# Start of MATERIAL FOR THIS TASK

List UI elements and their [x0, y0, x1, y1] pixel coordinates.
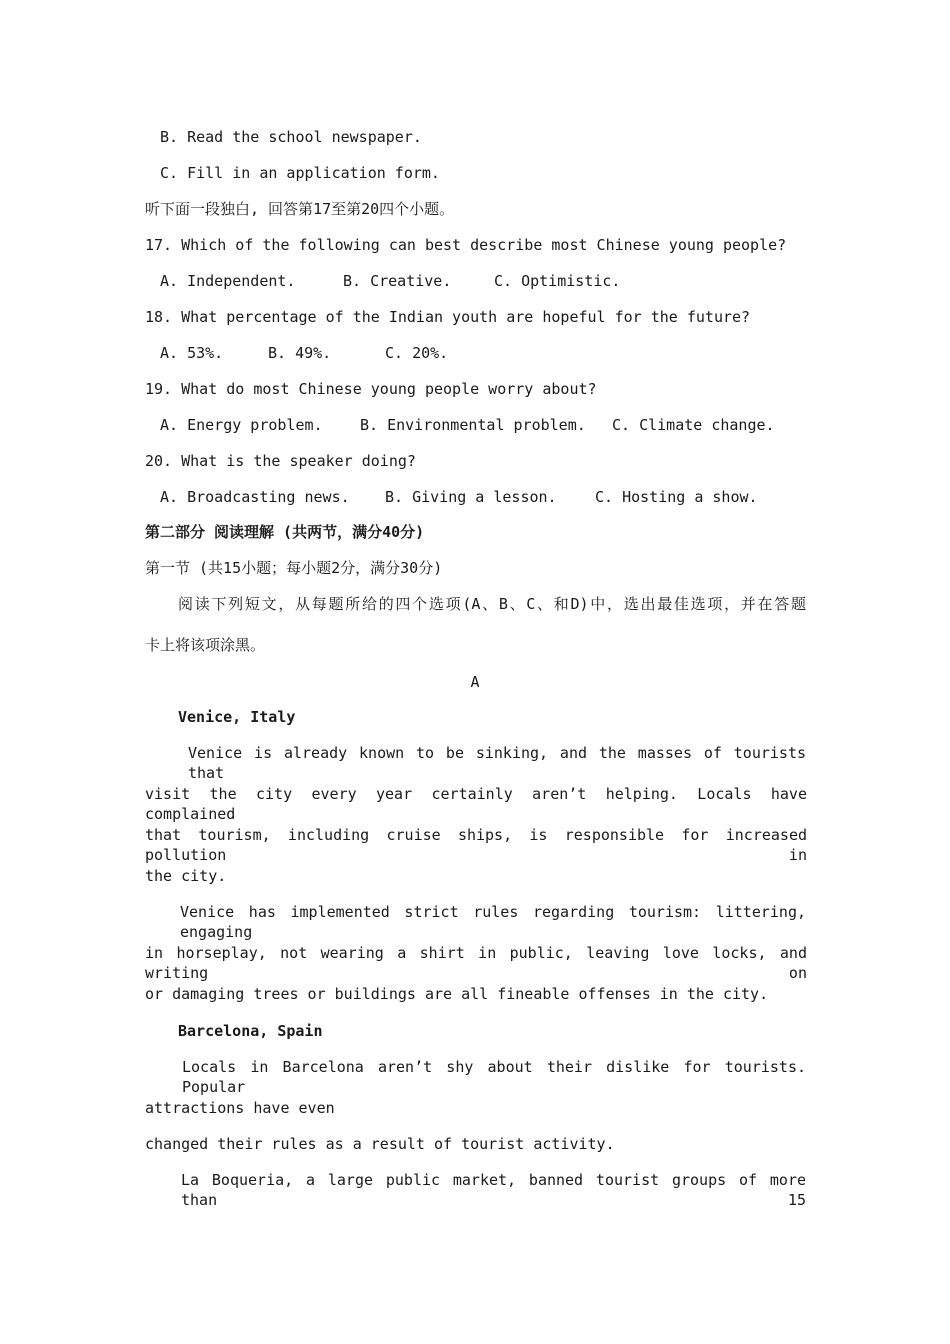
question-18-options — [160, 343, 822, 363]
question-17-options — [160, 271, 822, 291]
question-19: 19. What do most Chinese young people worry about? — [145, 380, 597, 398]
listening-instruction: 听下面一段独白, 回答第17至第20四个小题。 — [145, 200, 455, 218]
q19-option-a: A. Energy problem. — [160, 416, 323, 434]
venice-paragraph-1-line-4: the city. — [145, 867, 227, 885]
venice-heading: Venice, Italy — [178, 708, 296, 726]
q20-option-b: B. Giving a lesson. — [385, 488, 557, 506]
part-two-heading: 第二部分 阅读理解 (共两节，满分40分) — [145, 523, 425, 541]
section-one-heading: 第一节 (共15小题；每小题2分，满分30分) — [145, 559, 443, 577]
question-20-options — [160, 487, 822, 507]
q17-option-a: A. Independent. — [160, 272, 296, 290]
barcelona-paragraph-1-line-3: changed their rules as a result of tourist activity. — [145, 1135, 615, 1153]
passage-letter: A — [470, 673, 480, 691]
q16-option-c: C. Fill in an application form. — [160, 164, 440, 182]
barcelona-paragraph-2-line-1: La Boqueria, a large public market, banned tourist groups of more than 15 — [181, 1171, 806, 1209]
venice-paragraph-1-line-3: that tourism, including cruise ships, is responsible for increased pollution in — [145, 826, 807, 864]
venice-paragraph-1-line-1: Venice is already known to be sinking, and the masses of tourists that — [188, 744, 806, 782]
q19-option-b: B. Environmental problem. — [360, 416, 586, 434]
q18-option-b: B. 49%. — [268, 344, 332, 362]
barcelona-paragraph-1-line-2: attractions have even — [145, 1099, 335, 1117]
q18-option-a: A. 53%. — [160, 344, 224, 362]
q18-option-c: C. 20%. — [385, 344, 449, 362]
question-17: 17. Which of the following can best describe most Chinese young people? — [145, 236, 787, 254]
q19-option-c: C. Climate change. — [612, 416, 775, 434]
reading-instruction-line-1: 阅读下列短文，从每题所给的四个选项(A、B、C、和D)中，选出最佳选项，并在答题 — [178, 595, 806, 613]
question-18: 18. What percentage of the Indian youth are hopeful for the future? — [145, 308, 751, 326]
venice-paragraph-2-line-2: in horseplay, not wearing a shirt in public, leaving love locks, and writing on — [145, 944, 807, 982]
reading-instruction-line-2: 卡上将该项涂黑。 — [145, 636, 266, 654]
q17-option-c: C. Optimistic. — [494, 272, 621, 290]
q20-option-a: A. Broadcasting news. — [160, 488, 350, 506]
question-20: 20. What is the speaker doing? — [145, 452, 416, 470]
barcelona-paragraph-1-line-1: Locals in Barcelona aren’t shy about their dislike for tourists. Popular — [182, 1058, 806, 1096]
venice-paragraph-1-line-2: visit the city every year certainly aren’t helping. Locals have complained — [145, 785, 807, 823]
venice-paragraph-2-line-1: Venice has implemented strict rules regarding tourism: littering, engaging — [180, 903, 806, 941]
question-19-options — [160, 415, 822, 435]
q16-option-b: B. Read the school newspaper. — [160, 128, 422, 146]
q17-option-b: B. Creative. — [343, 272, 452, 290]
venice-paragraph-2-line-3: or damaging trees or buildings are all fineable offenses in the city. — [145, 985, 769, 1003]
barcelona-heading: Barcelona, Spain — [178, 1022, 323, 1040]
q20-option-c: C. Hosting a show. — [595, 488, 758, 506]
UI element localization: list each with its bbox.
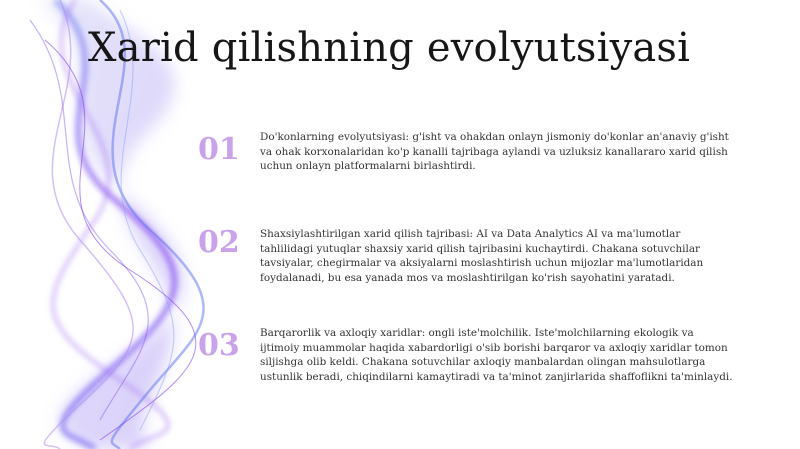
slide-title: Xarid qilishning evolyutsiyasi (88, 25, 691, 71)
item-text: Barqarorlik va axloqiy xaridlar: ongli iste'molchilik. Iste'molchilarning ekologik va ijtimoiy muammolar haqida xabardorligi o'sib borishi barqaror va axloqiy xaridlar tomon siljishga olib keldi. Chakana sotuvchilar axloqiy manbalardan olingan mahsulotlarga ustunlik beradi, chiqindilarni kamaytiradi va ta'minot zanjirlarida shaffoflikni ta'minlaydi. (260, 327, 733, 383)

# End of MATERIAL FOR THIS TASK

__WHAT NEEDS TO BE DONE__
Reproduce verbatim the stretch from the line containing "slide-title: Xarid qilishning" through the end of the material.

__RESPONSE TO THIS TASK__
slide-title: Xarid qilishning evolyutsiyasi (88, 25, 691, 71)
item-text: Barqarorlik va axloqiy xaridlar: ongli iste'molchilik. Iste'molchilarning ekologik va ijtimoiy muammolar haqida xabardorligi o'sib borishi barqaror va axloqiy xaridlar tomon siljishga olib keldi. Chakana sotuvchilar axloqiy manbalardan olingan mahsulotlarga ustunlik beradi, chiqindilarni kamaytiradi va ta'minot zanjirlarida shaffoflikni ta'minlaydi. (260, 327, 733, 383)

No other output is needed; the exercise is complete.